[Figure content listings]
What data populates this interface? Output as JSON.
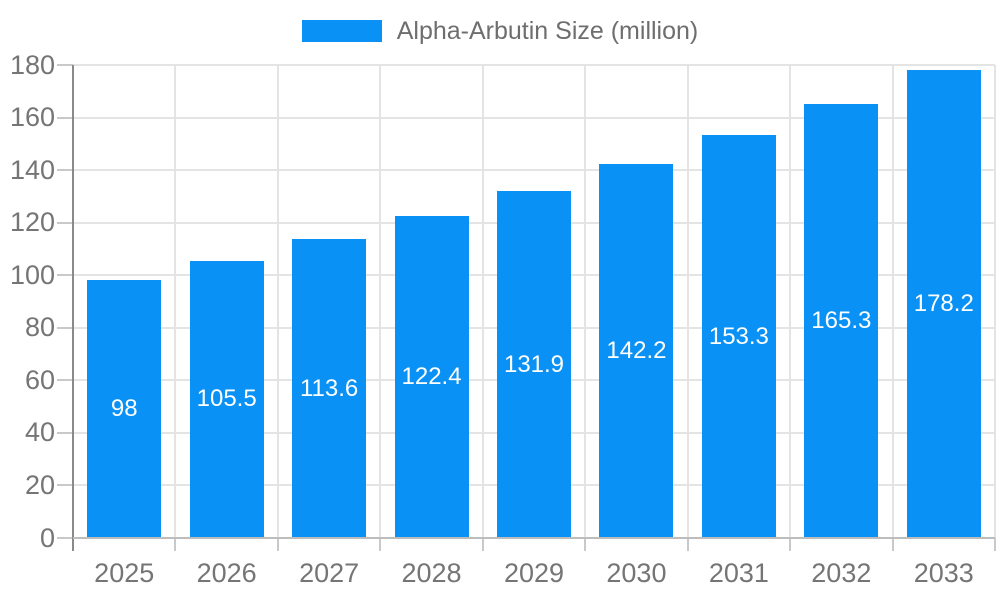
{
  "legend": {
    "series_label": "Alpha-Arbutin Size (million)",
    "swatch_color": "#0a91f5"
  },
  "chart_data": {
    "type": "bar",
    "title": "Alpha-Arbutin Size (million)",
    "categories": [
      "2025",
      "2026",
      "2027",
      "2028",
      "2029",
      "2030",
      "2031",
      "2032",
      "2033"
    ],
    "series": [
      {
        "name": "Alpha-Arbutin Size (million)",
        "values": [
          98,
          105.5,
          113.6,
          122.4,
          131.9,
          142.2,
          153.3,
          165.3,
          178.2
        ]
      }
    ],
    "value_labels": [
      "98",
      "105.5",
      "113.6",
      "122.4",
      "131.9",
      "142.2",
      "153.3",
      "165.3",
      "178.2"
    ],
    "xlabel": "",
    "ylabel": "",
    "ylim": [
      0,
      180
    ],
    "ytick_labels": [
      "0",
      "20",
      "40",
      "60",
      "80",
      "100",
      "120",
      "140",
      "160",
      "180"
    ],
    "grid": true,
    "legend_position": "top-center",
    "colors": {
      "bar": "#0a91f5",
      "value_label": "#ffffff",
      "axis_text": "#757575",
      "gridline": "#e4e4e4",
      "x_axis_line": "#bdbdbd",
      "y_axis_line": "#8a8a8a"
    }
  }
}
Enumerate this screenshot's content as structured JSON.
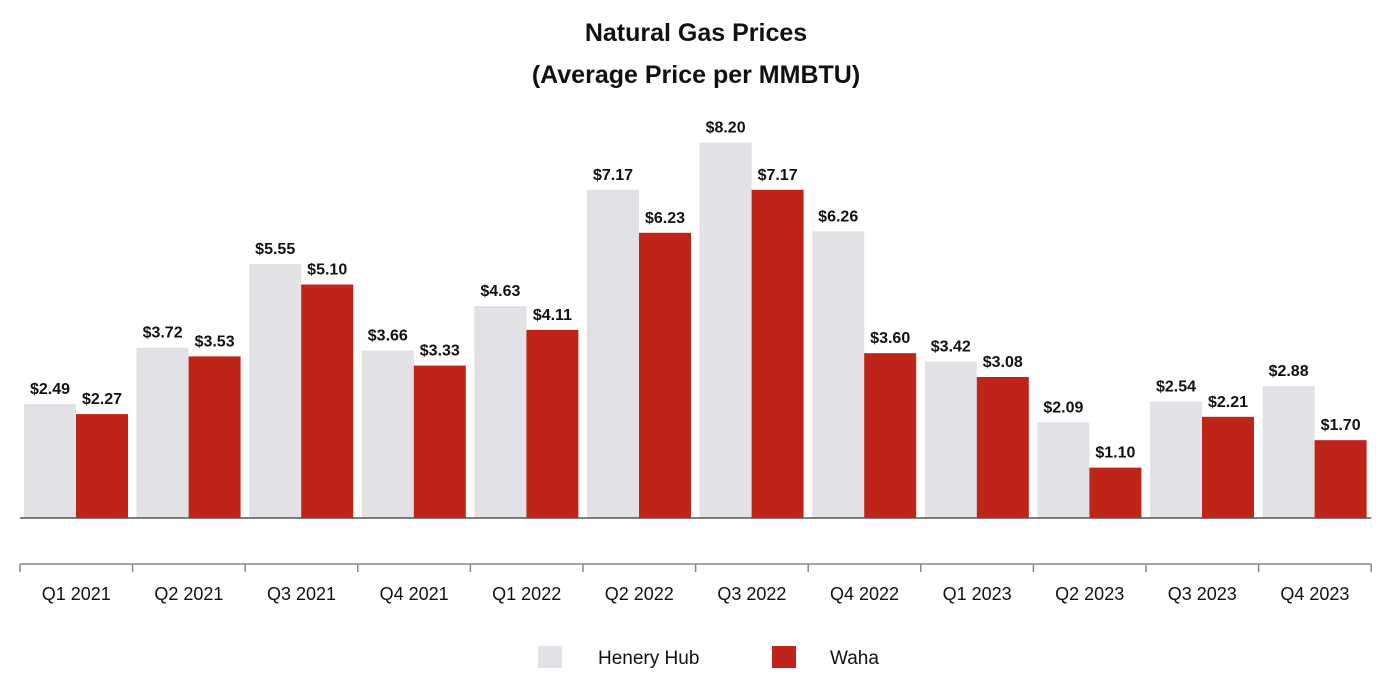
{
  "chart_data": {
    "type": "bar",
    "title": "Natural Gas Prices",
    "subtitle": "(Average Price per MMBTU)",
    "xlabel": "",
    "ylabel": "",
    "ylim": [
      0,
      8.6
    ],
    "grid": false,
    "legend_position": "bottom",
    "categories": [
      "Q1 2021",
      "Q2 2021",
      "Q3 2021",
      "Q4 2021",
      "Q1 2022",
      "Q2 2022",
      "Q3 2022",
      "Q4 2022",
      "Q1 2023",
      "Q2 2023",
      "Q3 2023",
      "Q4 2023"
    ],
    "series": [
      {
        "name": "Henery Hub",
        "color": "#e1e1e6",
        "values": [
          2.49,
          3.72,
          5.55,
          3.66,
          4.63,
          7.17,
          8.2,
          6.26,
          3.42,
          2.09,
          2.54,
          2.88
        ],
        "labels": [
          "$2.49",
          "$3.72",
          "$5.55",
          "$3.66",
          "$4.63",
          "$7.17",
          "$8.20",
          "$6.26",
          "$3.42",
          "$2.09",
          "$2.54",
          "$2.88"
        ]
      },
      {
        "name": "Waha",
        "color": "#bf2418",
        "values": [
          2.27,
          3.53,
          5.1,
          3.33,
          4.11,
          6.23,
          7.17,
          3.6,
          3.08,
          1.1,
          2.21,
          1.7
        ],
        "labels": [
          "$2.27",
          "$3.53",
          "$5.10",
          "$3.33",
          "$4.11",
          "$6.23",
          "$7.17",
          "$3.60",
          "$3.08",
          "$1.10",
          "$2.21",
          "$1.70"
        ]
      }
    ]
  }
}
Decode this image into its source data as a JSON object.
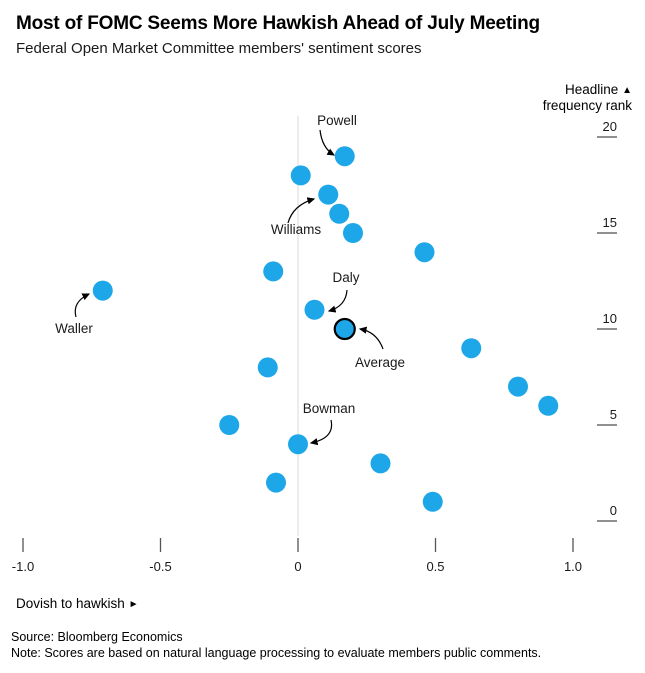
{
  "header": {
    "title": "Most of FOMC Seems More Hawkish Ahead of July Meeting",
    "subtitle": "Federal Open Market Committee members' sentiment scores"
  },
  "y_axis": {
    "line1": "Headline",
    "up_icon": "▲",
    "line2": "frequency rank"
  },
  "x_axis": {
    "caption": "Dovish to hawkish",
    "right_icon": "►"
  },
  "footer": {
    "source": "Source: Bloomberg Economics",
    "note": "Note: Scores are based on natural language processing to evaluate members public comments."
  },
  "chart_data": {
    "type": "scatter",
    "title": "Most of FOMC Seems More Hawkish Ahead of July Meeting",
    "subtitle": "Federal Open Market Committee members' sentiment scores",
    "xlabel": "Dovish to hawkish ►",
    "ylabel": "Headline ▲ frequency rank",
    "xlim": [
      -1.15,
      1.26
    ],
    "ylim": [
      -1,
      21
    ],
    "grid": "single vertical gridline at x=0",
    "legend": "none",
    "x_ticks": {
      "labels": [
        "-1.0",
        "-0.5",
        "0",
        "0.5",
        "1.0"
      ],
      "values": [
        -1,
        -0.5,
        0,
        0.5,
        1
      ]
    },
    "y_ticks": {
      "labels": [
        "20",
        "15",
        "10",
        "5",
        "0"
      ],
      "values": [
        20,
        15,
        10,
        5,
        0
      ]
    },
    "colors": {
      "dot": "#1ea7e8",
      "average_outline": "#000000",
      "gridline": "#d9d9d9",
      "tick": "#4d4d4d",
      "text": "#000000"
    },
    "points": [
      {
        "label": "Powell",
        "score": 0.17,
        "rank": 19
      },
      {
        "score": 0.01,
        "rank": 18
      },
      {
        "label": "Williams",
        "score": 0.11,
        "rank": 17
      },
      {
        "score": 0.15,
        "rank": 16
      },
      {
        "score": 0.2,
        "rank": 15
      },
      {
        "score": 0.46,
        "rank": 14
      },
      {
        "score": -0.09,
        "rank": 13
      },
      {
        "label": "Waller",
        "score": -0.71,
        "rank": 12
      },
      {
        "label": "Daly",
        "score": 0.06,
        "rank": 11
      },
      {
        "label": "Average",
        "score": 0.17,
        "rank": 10,
        "is_average": true
      },
      {
        "score": 0.63,
        "rank": 9
      },
      {
        "score": -0.11,
        "rank": 8
      },
      {
        "score": 0.8,
        "rank": 7
      },
      {
        "score": 0.91,
        "rank": 6
      },
      {
        "score": -0.25,
        "rank": 5
      },
      {
        "label": "Bowman",
        "score": 0.0,
        "rank": 4
      },
      {
        "score": 0.3,
        "rank": 3
      },
      {
        "score": -0.08,
        "rank": 2
      },
      {
        "score": 0.49,
        "rank": 1
      }
    ]
  }
}
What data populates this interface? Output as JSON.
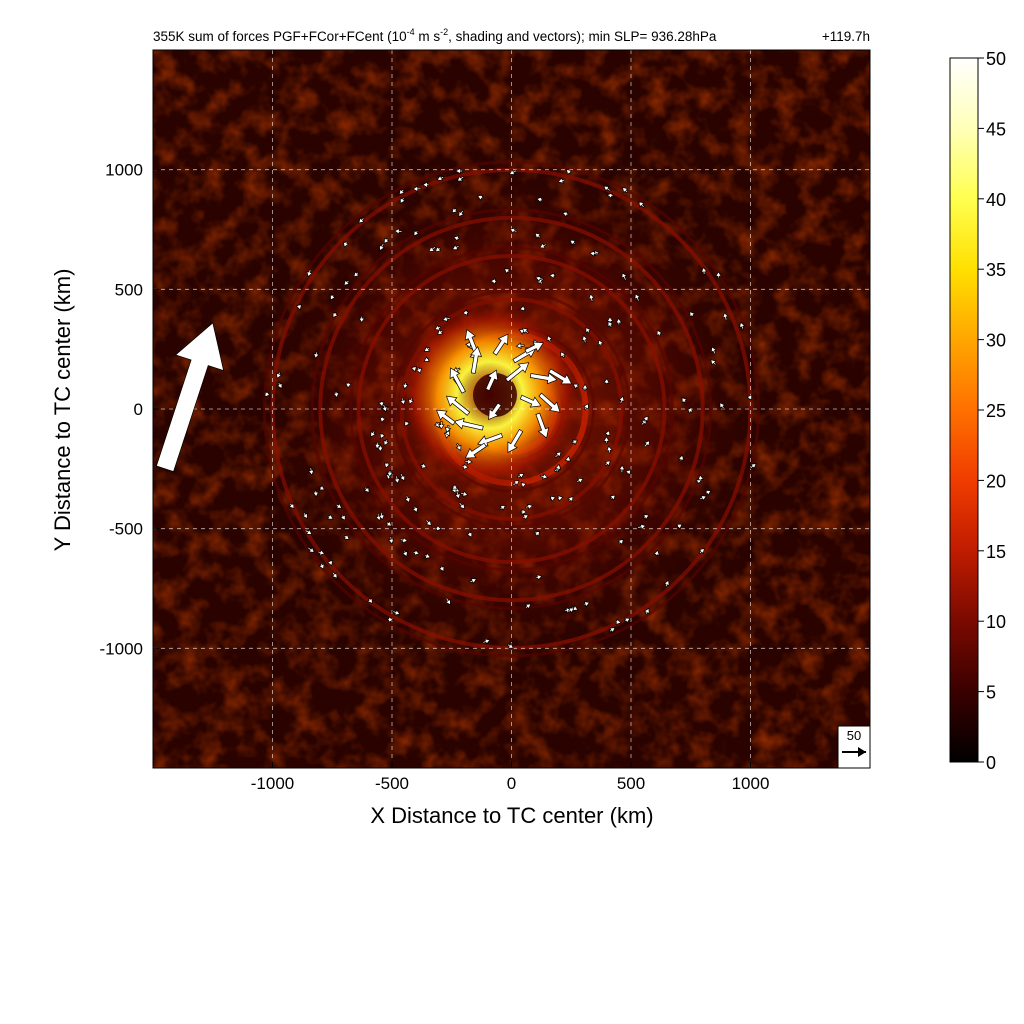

# WHAT YOU WILL DO:
Give every record back exactly as it reads, with no images.

# SOLUTION TO THIS TASK:
What data populates this interface? Output as JSON.
{
  "legend": {
    "series_label": "Alpha-Arbutin Size (million)",
    "swatch_color": "#0a91f5"
  },
  "chart_data": {
    "type": "bar",
    "title": "Alpha-Arbutin Size (million)",
    "categories": [
      "2025",
      "2026",
      "2027",
      "2028",
      "2029",
      "2030",
      "2031",
      "2032",
      "2033"
    ],
    "series": [
      {
        "name": "Alpha-Arbutin Size (million)",
        "values": [
          98,
          105.5,
          113.6,
          122.4,
          131.9,
          142.2,
          153.3,
          165.3,
          178.2
        ]
      }
    ],
    "value_labels": [
      "98",
      "105.5",
      "113.6",
      "122.4",
      "131.9",
      "142.2",
      "153.3",
      "165.3",
      "178.2"
    ],
    "xlabel": "",
    "ylabel": "",
    "ylim": [
      0,
      180
    ],
    "ytick_labels": [
      "0",
      "20",
      "40",
      "60",
      "80",
      "100",
      "120",
      "140",
      "160",
      "180"
    ],
    "grid": true,
    "legend_position": "top-center",
    "colors": {
      "bar": "#0a91f5",
      "value_label": "#ffffff",
      "axis_text": "#757575",
      "gridline": "#e4e4e4",
      "x_axis_line": "#bdbdbd",
      "y_axis_line": "#8a8a8a"
    }
  }
}
Enumerate this screenshot's content as structured JSON.
{
  "chart_data": {
    "type": "bar",
    "title": "Natural Gas Prices",
    "subtitle": "(Average Price per MMBTU)",
    "xlabel": "",
    "ylabel": "",
    "ylim": [
      0,
      8.6
    ],
    "grid": false,
    "legend_position": "bottom",
    "categories": [
      "Q1 2021",
      "Q2 2021",
      "Q3 2021",
      "Q4 2021",
      "Q1 2022",
      "Q2 2022",
      "Q3 2022",
      "Q4 2022",
      "Q1 2023",
      "Q2 2023",
      "Q3 2023",
      "Q4 2023"
    ],
    "series": [
      {
        "name": "Henery Hub",
        "color": "#e1e1e6",
        "values": [
          2.49,
          3.72,
          5.55,
          3.66,
          4.63,
          7.17,
          8.2,
          6.26,
          3.42,
          2.09,
          2.54,
          2.88
        ],
        "labels": [
          "$2.49",
          "$3.72",
          "$5.55",
          "$3.66",
          "$4.63",
          "$7.17",
          "$8.20",
          "$6.26",
          "$3.42",
          "$2.09",
          "$2.54",
          "$2.88"
        ]
      },
      {
        "name": "Waha",
        "color": "#bf2418",
        "values": [
          2.27,
          3.53,
          5.1,
          3.33,
          4.11,
          6.23,
          7.17,
          3.6,
          3.08,
          1.1,
          2.21,
          1.7
        ],
        "labels": [
          "$2.27",
          "$3.53",
          "$5.10",
          "$3.33",
          "$4.11",
          "$6.23",
          "$7.17",
          "$3.60",
          "$3.08",
          "$1.10",
          "$2.21",
          "$1.70"
        ]
      }
    ]
  }
}
Decode this image into its source data as a JSON object.
{
  "header": {
    "title": "Most of FOMC Seems More Hawkish Ahead of July Meeting",
    "subtitle": "Federal Open Market Committee members' sentiment scores"
  },
  "y_axis": {
    "line1": "Headline",
    "up_icon": "▲",
    "line2": "frequency rank"
  },
  "x_axis": {
    "caption": "Dovish to hawkish",
    "right_icon": "►"
  },
  "footer": {
    "source": "Source: Bloomberg Economics",
    "note": "Note: Scores are based on natural language processing to evaluate members public comments."
  },
  "chart_data": {
    "type": "scatter",
    "title": "Most of FOMC Seems More Hawkish Ahead of July Meeting",
    "subtitle": "Federal Open Market Committee members' sentiment scores",
    "xlabel": "Dovish to hawkish ►",
    "ylabel": "Headline ▲ frequency rank",
    "xlim": [
      -1.15,
      1.26
    ],
    "ylim": [
      -1,
      21
    ],
    "grid": "single vertical gridline at x=0",
    "legend": "none",
    "x_ticks": {
      "labels": [
        "-1.0",
        "-0.5",
        "0",
        "0.5",
        "1.0"
      ],
      "values": [
        -1,
        -0.5,
        0,
        0.5,
        1
      ]
    },
    "y_ticks": {
      "labels": [
        "20",
        "15",
        "10",
        "5",
        "0"
      ],
      "values": [
        20,
        15,
        10,
        5,
        0
      ]
    },
    "colors": {
      "dot": "#1ea7e8",
      "average_outline": "#000000",
      "gridline": "#d9d9d9",
      "tick": "#4d4d4d",
      "text": "#000000"
    },
    "points": [
      {
        "label": "Powell",
        "score": 0.17,
        "rank": 19
      },
      {
        "score": 0.01,
        "rank": 18
      },
      {
        "label": "Williams",
        "score": 0.11,
        "rank": 17
      },
      {
        "score": 0.15,
        "rank": 16
      },
      {
        "score": 0.2,
        "rank": 15
      },
      {
        "score": 0.46,
        "rank": 14
      },
      {
        "score": -0.09,
        "rank": 13
      },
      {
        "label": "Waller",
        "score": -0.71,
        "rank": 12
      },
      {
        "label": "Daly",
        "score": 0.06,
        "rank": 11
      },
      {
        "label": "Average",
        "score": 0.17,
        "rank": 10,
        "is_average": true
      },
      {
        "score": 0.63,
        "rank": 9
      },
      {
        "score": -0.11,
        "rank": 8
      },
      {
        "score": 0.8,
        "rank": 7
      },
      {
        "score": 0.91,
        "rank": 6
      },
      {
        "score": -0.25,
        "rank": 5
      },
      {
        "label": "Bowman",
        "score": 0.0,
        "rank": 4
      },
      {
        "score": 0.3,
        "rank": 3
      },
      {
        "score": -0.08,
        "rank": 2
      },
      {
        "score": 0.49,
        "rank": 1
      }
    ]
  }
}
What data populates this interface? Output as JSON.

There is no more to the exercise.